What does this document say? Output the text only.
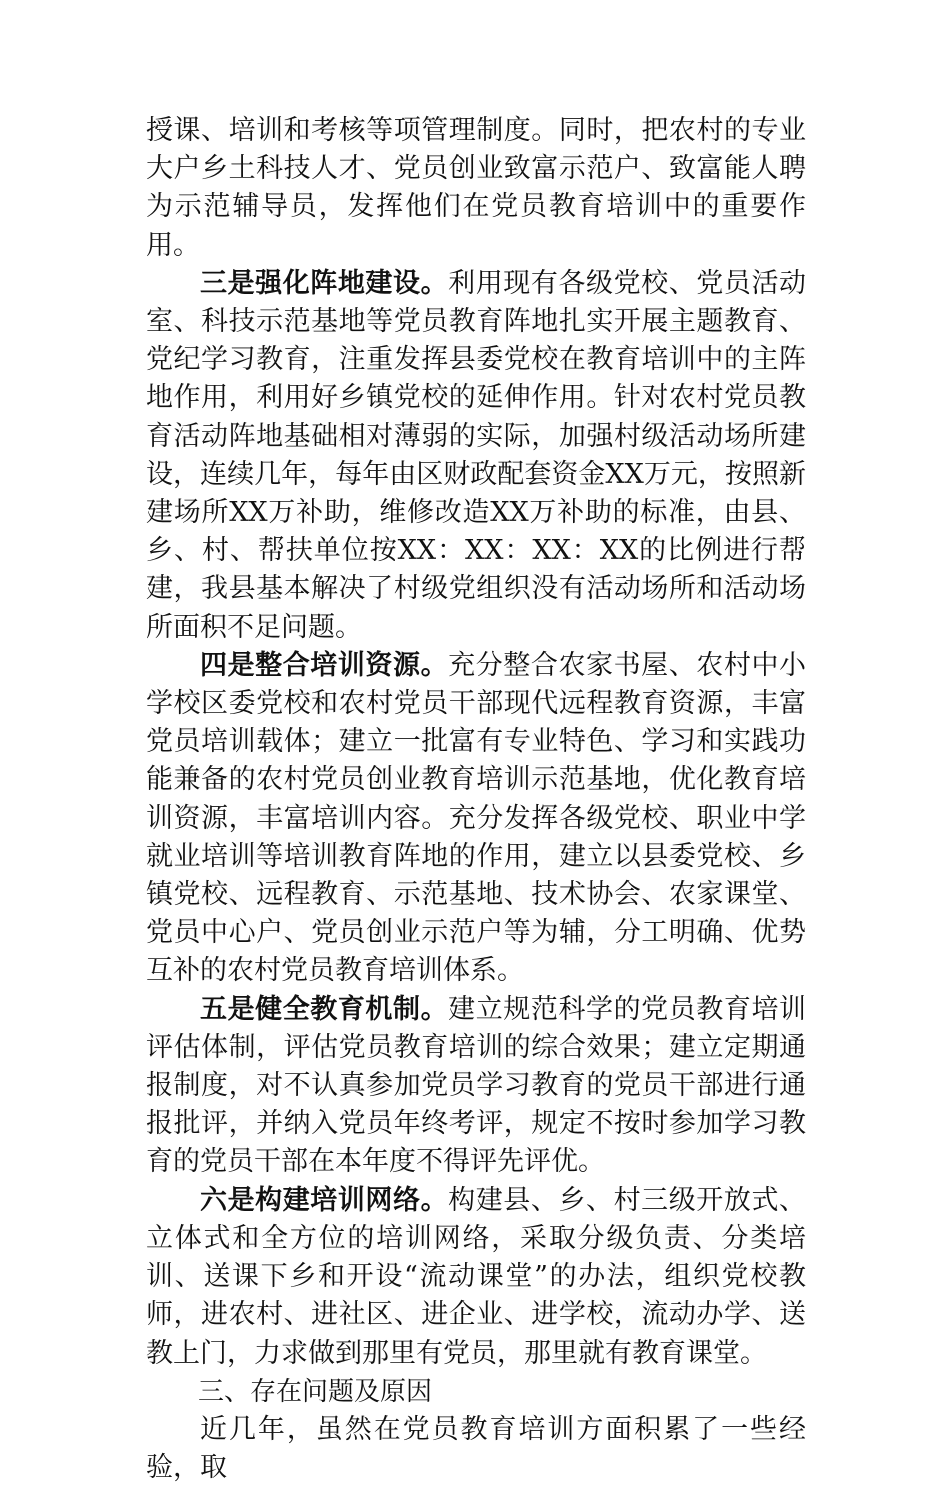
授课、培训和考核等项管理制度。同时，把农村的专业大户乡土科技人才、党员创业致富示范户、致富能人聘为示范辅导员，发挥他们在党员教育培训中的重要作用。

三是强化阵地建设。利用现有各级党校、党员活动室、科技示范基地等党员教育阵地扎实开展主题教育、党纪学习教育，注重发挥县委党校在教育培训中的主阵地作用，利用好乡镇党校的延伸作用。针对农村党员教育活动阵地基础相对薄弱的实际，加强村级活动场所建设，连续几年，每年由区财政配套资金XX万元，按照新建场所XX万补助，维修改造XX万补助的标准，由县、乡、村、帮扶单位按XX：XX：XX：XX的比例进行帮建，我县基本解决了村级党组织没有活动场所和活动场所面积不足问题。

四是整合培训资源。充分整合农家书屋、农村中小学校区委党校和农村党员干部现代远程教育资源，丰富党员培训载体；建立一批富有专业特色、学习和实践功能兼备的农村党员创业教育培训示范基地，优化教育培训资源，丰富培训内容。充分发挥各级党校、职业中学就业培训等培训教育阵地的作用，建立以县委党校、乡镇党校、远程教育、示范基地、技术协会、农家课堂、党员中心户、党员创业示范户等为辅，分工明确、优势互补的农村党员教育培训体系。

五是健全教育机制。建立规范科学的党员教育培训评估体制，评估党员教育培训的综合效果；建立定期通报制度，对不认真参加党员学习教育的党员干部进行通报批评，并纳入党员年终考评，规定不按时参加学习教育的党员干部在本年度不得评先评优。

六是构建培训网络。构建县、乡、村三级开放式、立体式和全方位的培训网络，采取分级负责、分类培训、送课下乡和开设“流动课堂”的办法，组织党校教师，进农村、进社区、进企业、进学校，流动办学、送教上门，力求做到那里有党员，那里就有教育课堂。

三、存在问题及原因

近几年，虽然在党员教育培训方面积累了一些经验，取
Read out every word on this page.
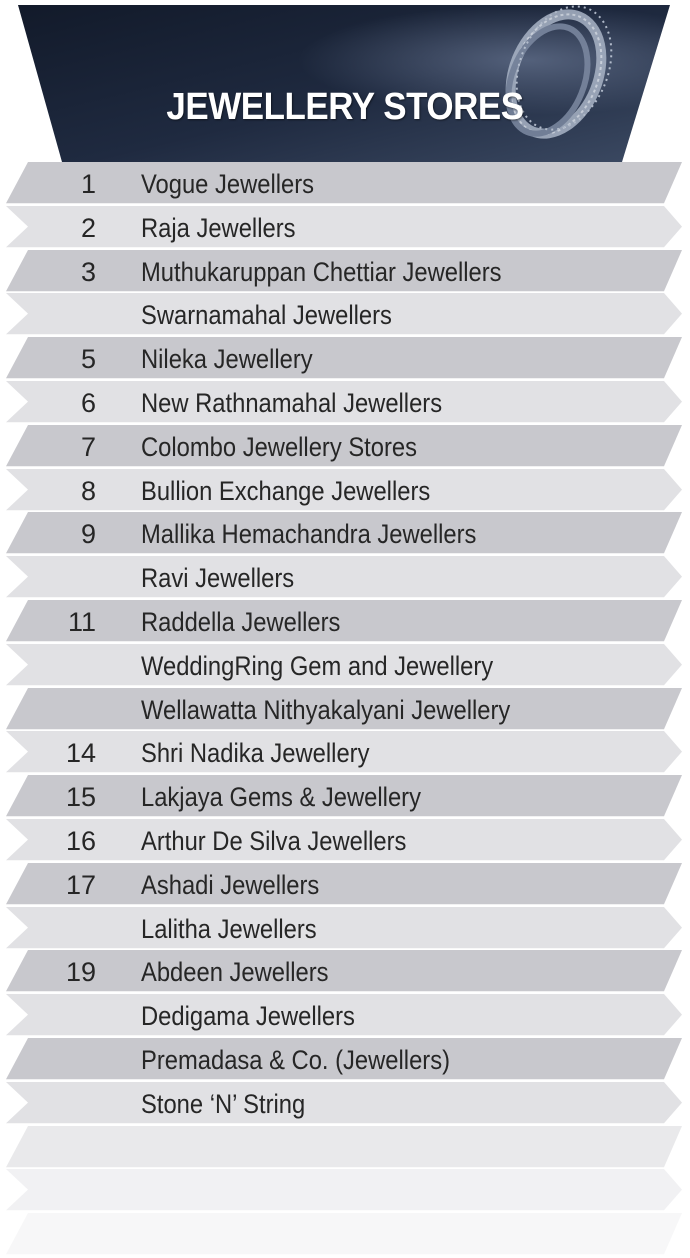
JEWELLERY STORES
1 Vogue Jewellers
2 Raja Jewellers
3 Muthukaruppan Chettiar Jewellers
Swarnamahal Jewellers
5 Nileka Jewellery
6 New Rathnamahal Jewellers
7 Colombo Jewellery Stores
8 Bullion Exchange Jewellers
9 Mallika Hemachandra Jewellers
Ravi Jewellers
11 Raddella Jewellers
WeddingRing Gem and Jewellery
Wellawatta Nithyakalyani Jewellery
14 Shri Nadika Jewellery
15 Lakjaya Gems & Jewellery
16 Arthur De Silva Jewellers
17 Ashadi Jewellers
Lalitha Jewellers
19 Abdeen Jewellers
Dedigama Jewellers
Premadasa & Co. (Jewellers)
Stone ‘N’ String
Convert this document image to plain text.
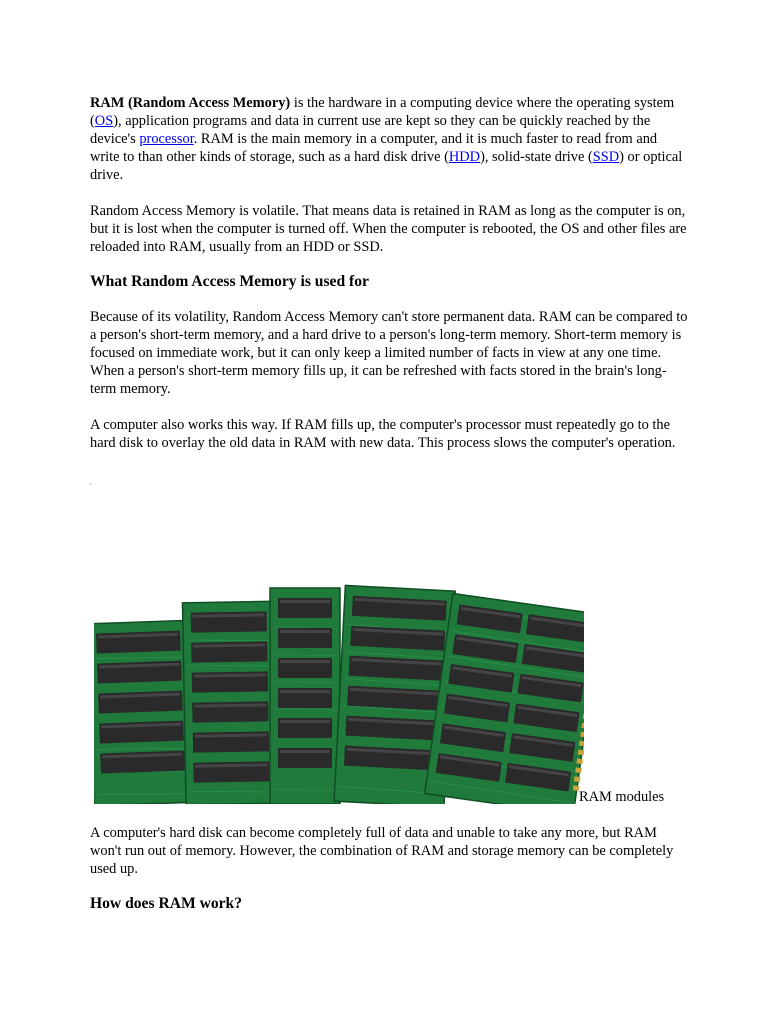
RAM (Random Access Memory) is the hardware in a computing device where the operating system (OS), application programs and data in current use are kept so they can be quickly reached by the device's processor. RAM is the main memory in a computer, and it is much faster to read from and write to than other kinds of storage, such as a hard disk drive (HDD), solid-state drive (SSD) or optical drive.

Random Access Memory is volatile. That means data is retained in RAM as long as the computer is on, but it is lost when the computer is turned off. When the computer is rebooted, the OS and other files are reloaded into RAM, usually from an HDD or SSD.

What Random Access Memory is used for

Because of its volatility, Random Access Memory can't store permanent data. RAM can be compared to a person's short-term memory, and a hard drive to a person's long-term memory. Short-term memory is focused on immediate work, but it can only keep a limited number of facts in view at any one time. When a person's short-term memory fills up, it can be refreshed with facts stored in the brain's long-term memory.

A computer also works this way. If RAM fills up, the computer's processor must repeatedly go to the hard disk to overlay the old data in RAM with new data. This process slows the computer's operation.

RAM modules

A computer's hard disk can become completely full of data and unable to take any more, but RAM won't run out of memory. However, the combination of RAM and storage memory can be completely used up.

How does RAM work?
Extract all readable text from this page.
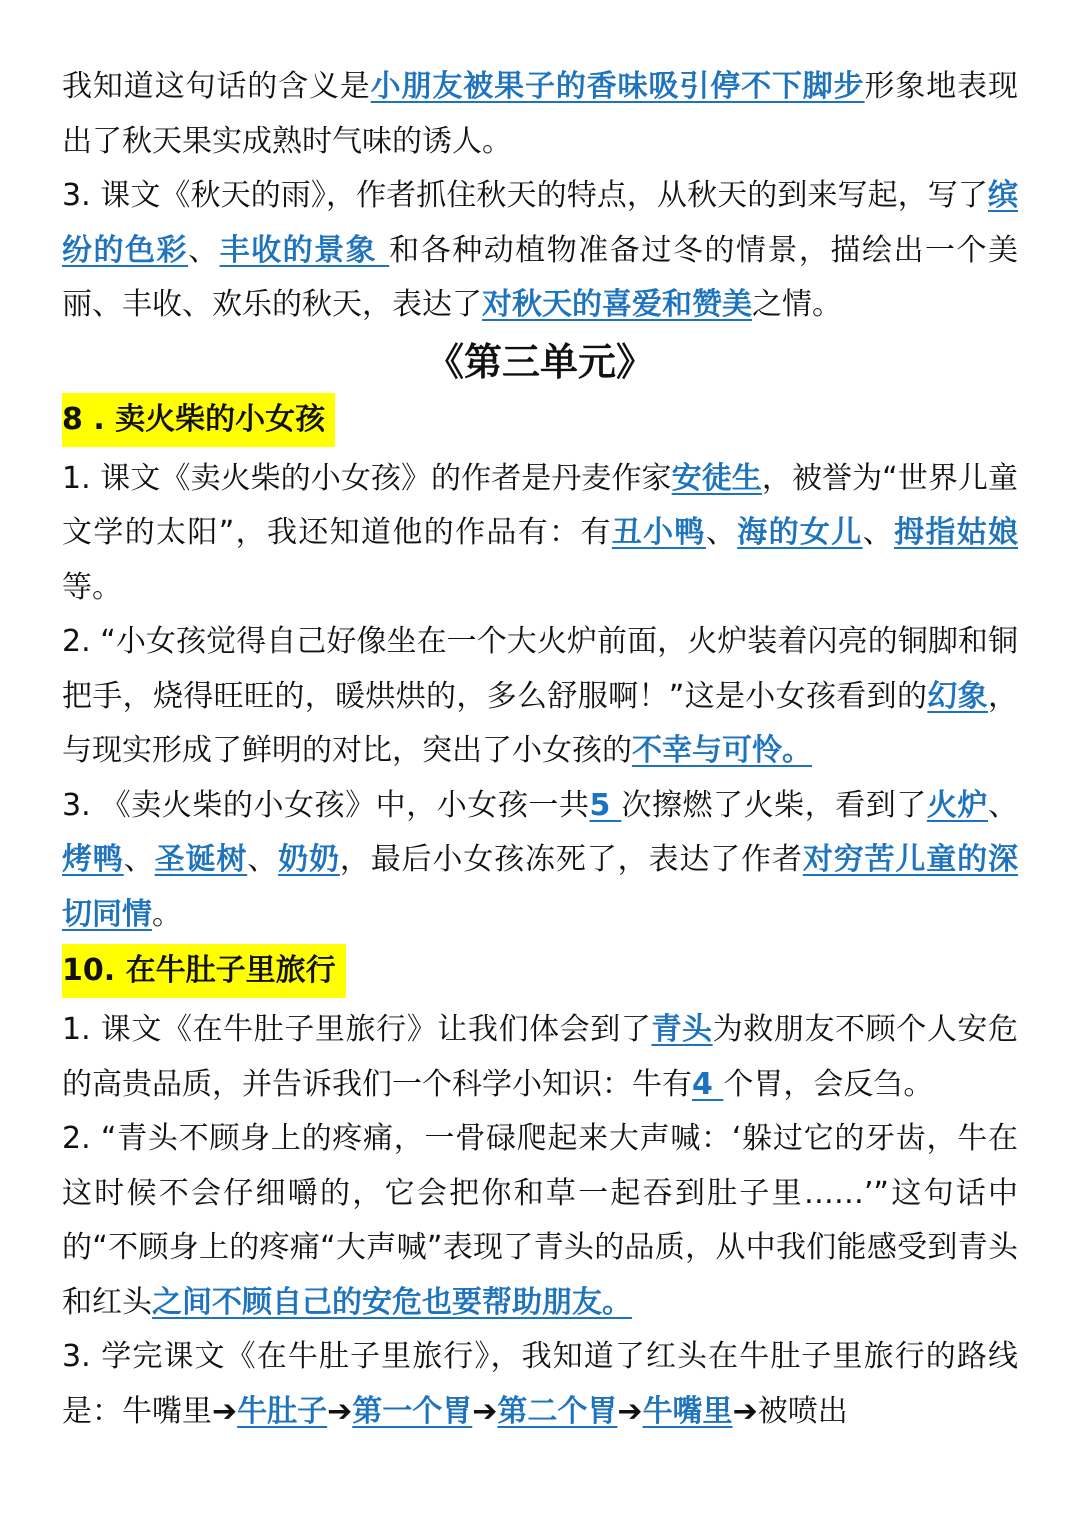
我知道这句话的含义是小朋友被果子的香味吸引停不下脚步形象地表现出了秋天果实成熟时气味的诱人。

3. 课文《秋天的雨》，作者抓住秋天的特点，从秋天的到来写起，写了缤纷的色彩、丰收的景象 和各种动植物准备过冬的情景，描绘出一个美丽、丰收、欢乐的秋天，表达了对秋天的喜爱和赞美之情。

《第三单元》
8 . 卖火柴的小女孩

1. 课文《卖火柴的小女孩》的作者是丹麦作家安徒生，被誉为“世界儿童文学的太阳”，我还知道他的作品有：有丑小鸭、海的女儿、拇指姑娘等。

2. “小女孩觉得自己好像坐在一个大火炉前面，火炉装着闪亮的铜脚和铜把手，烧得旺旺的，暖烘烘的，多么舒服啊！”这是小女孩看到的幻象，与现实形成了鲜明的对比，突出了小女孩的不幸与可怜。

3. 《卖火柴的小女孩》中，小女孩一共5 次擦燃了火柴，看到了火炉、烤鸭、圣诞树、奶奶，最后小女孩冻死了，表达了作者对穷苦儿童的深切同情。

10. 在牛肚子里旅行

1. 课文《在牛肚子里旅行》让我们体会到了青头为救朋友不顾个人安危的高贵品质，并告诉我们一个科学小知识：牛有4 个胃，会反刍。

2. “青头不顾身上的疼痛，一骨碌爬起来大声喊：‘躲过它的牙齿，牛在这时候不会仔细嚼的，它会把你和草一起吞到肚子里……’”这句话中的“不顾身上的疼痛“大声喊”表现了青头的品质，从中我们能感受到青头和红头之间不顾自己的安危也要帮助朋友。

3. 学完课文《在牛肚子里旅行》，我知道了红头在牛肚子里旅行的路线是：牛嘴里➔牛肚子➔第一个胃➔第二个胃➔牛嘴里➔被喷出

### [EXERCISE DESCRIPTION]
Exclude the pictures and transcribe all of the entries exactly.

### [COMPLETE OUTPUT]
What does this document say? Output the text only.
授课、培训和考核等项管理制度。同时，把农村的专业大户乡土科技人才、党员创业致富示范户、致富能人聘为示范辅导员，发挥他们在党员教育培训中的重要作用。

三是强化阵地建设。利用现有各级党校、党员活动室、科技示范基地等党员教育阵地扎实开展主题教育、党纪学习教育，注重发挥县委党校在教育培训中的主阵地作用，利用好乡镇党校的延伸作用。针对农村党员教育活动阵地基础相对薄弱的实际，加强村级活动场所建设，连续几年，每年由区财政配套资金XX万元，按照新建场所XX万补助，维修改造XX万补助的标准，由县、乡、村、帮扶单位按XX：XX：XX：XX的比例进行帮建，我县基本解决了村级党组织没有活动场所和活动场所面积不足问题。

四是整合培训资源。充分整合农家书屋、农村中小学校区委党校和农村党员干部现代远程教育资源，丰富党员培训载体；建立一批富有专业特色、学习和实践功能兼备的农村党员创业教育培训示范基地，优化教育培训资源，丰富培训内容。充分发挥各级党校、职业中学就业培训等培训教育阵地的作用，建立以县委党校、乡镇党校、远程教育、示范基地、技术协会、农家课堂、党员中心户、党员创业示范户等为辅，分工明确、优势互补的农村党员教育培训体系。

五是健全教育机制。建立规范科学的党员教育培训评估体制，评估党员教育培训的综合效果；建立定期通报制度，对不认真参加党员学习教育的党员干部进行通报批评，并纳入党员年终考评，规定不按时参加学习教育的党员干部在本年度不得评先评优。

六是构建培训网络。构建县、乡、村三级开放式、立体式和全方位的培训网络，采取分级负责、分类培训、送课下乡和开设“流动课堂”的办法，组织党校教师，进农村、进社区、进企业、进学校，流动办学、送教上门，力求做到那里有党员，那里就有教育课堂。

三、存在问题及原因

近几年，虽然在党员教育培训方面积累了一些经验，取
Read out every word on this page.
JEWELLERY STORES
1 Vogue Jewellers
2 Raja Jewellers
3 Muthukaruppan Chettiar Jewellers
Swarnamahal Jewellers
5 Nileka Jewellery
6 New Rathnamahal Jewellers
7 Colombo Jewellery Stores
8 Bullion Exchange Jewellers
9 Mallika Hemachandra Jewellers
Ravi Jewellers
11 Raddella Jewellers
WeddingRing Gem and Jewellery
Wellawatta Nithyakalyani Jewellery
14 Shri Nadika Jewellery
15 Lakjaya Gems & Jewellery
16 Arthur De Silva Jewellers
17 Ashadi Jewellers
Lalitha Jewellers
19 Abdeen Jewellers
Dedigama Jewellers
Premadasa & Co. (Jewellers)
Stone ‘N’ String
Convert this document image to plain text.
RAM (Random Access Memory) is the hardware in a computing device where the operating system (OS), application programs and data in current use are kept so they can be quickly reached by the device's processor. RAM is the main memory in a computer, and it is much faster to read from and write to than other kinds of storage, such as a hard disk drive (HDD), solid-state drive (SSD) or optical drive.

Random Access Memory is volatile. That means data is retained in RAM as long as the computer is on, but it is lost when the computer is turned off. When the computer is rebooted, the OS and other files are reloaded into RAM, usually from an HDD or SSD.

What Random Access Memory is used for

Because of its volatility, Random Access Memory can't store permanent data. RAM can be compared to a person's short-term memory, and a hard drive to a person's long-term memory. Short-term memory is focused on immediate work, but it can only keep a limited number of facts in view at any one time. When a person's short-term memory fills up, it can be refreshed with facts stored in the brain's long-term memory.

A computer also works this way. If RAM fills up, the computer's processor must repeatedly go to the hard disk to overlay the old data in RAM with new data. This process slows the computer's operation.

RAM modules

A computer's hard disk can become completely full of data and unable to take any more, but RAM won't run out of memory. However, the combination of RAM and storage memory can be completely used up.

How does RAM work?
Extract all readable text from this page.
我知道这句话的含义是小朋友被果子的香味吸引停不下脚步形象地表现出了秋天果实成熟时气味的诱人。

3. 课文《秋天的雨》，作者抓住秋天的特点，从秋天的到来写起，写了缤纷的色彩、丰收的景象 和各种动植物准备过冬的情景，描绘出一个美丽、丰收、欢乐的秋天，表达了对秋天的喜爱和赞美之情。

《第三单元》
8 . 卖火柴的小女孩

1. 课文《卖火柴的小女孩》的作者是丹麦作家安徒生，被誉为“世界儿童文学的太阳”，我还知道他的作品有：有丑小鸭、海的女儿、拇指姑娘等。

2. “小女孩觉得自己好像坐在一个大火炉前面，火炉装着闪亮的铜脚和铜把手，烧得旺旺的，暖烘烘的，多么舒服啊！”这是小女孩看到的幻象，与现实形成了鲜明的对比，突出了小女孩的不幸与可怜。

3. 《卖火柴的小女孩》中，小女孩一共5 次擦燃了火柴，看到了火炉、烤鸭、圣诞树、奶奶，最后小女孩冻死了，表达了作者对穷苦儿童的深切同情。

10. 在牛肚子里旅行

1. 课文《在牛肚子里旅行》让我们体会到了青头为救朋友不顾个人安危的高贵品质，并告诉我们一个科学小知识：牛有4 个胃，会反刍。

2. “青头不顾身上的疼痛，一骨碌爬起来大声喊：‘躲过它的牙齿，牛在这时候不会仔细嚼的，它会把你和草一起吞到肚子里……’”这句话中的“不顾身上的疼痛“大声喊”表现了青头的品质，从中我们能感受到青头和红头之间不顾自己的安危也要帮助朋友。

3. 学完课文《在牛肚子里旅行》，我知道了红头在牛肚子里旅行的路线是：牛嘴里➔牛肚子➔第一个胃➔第二个胃➔牛嘴里➔被喷出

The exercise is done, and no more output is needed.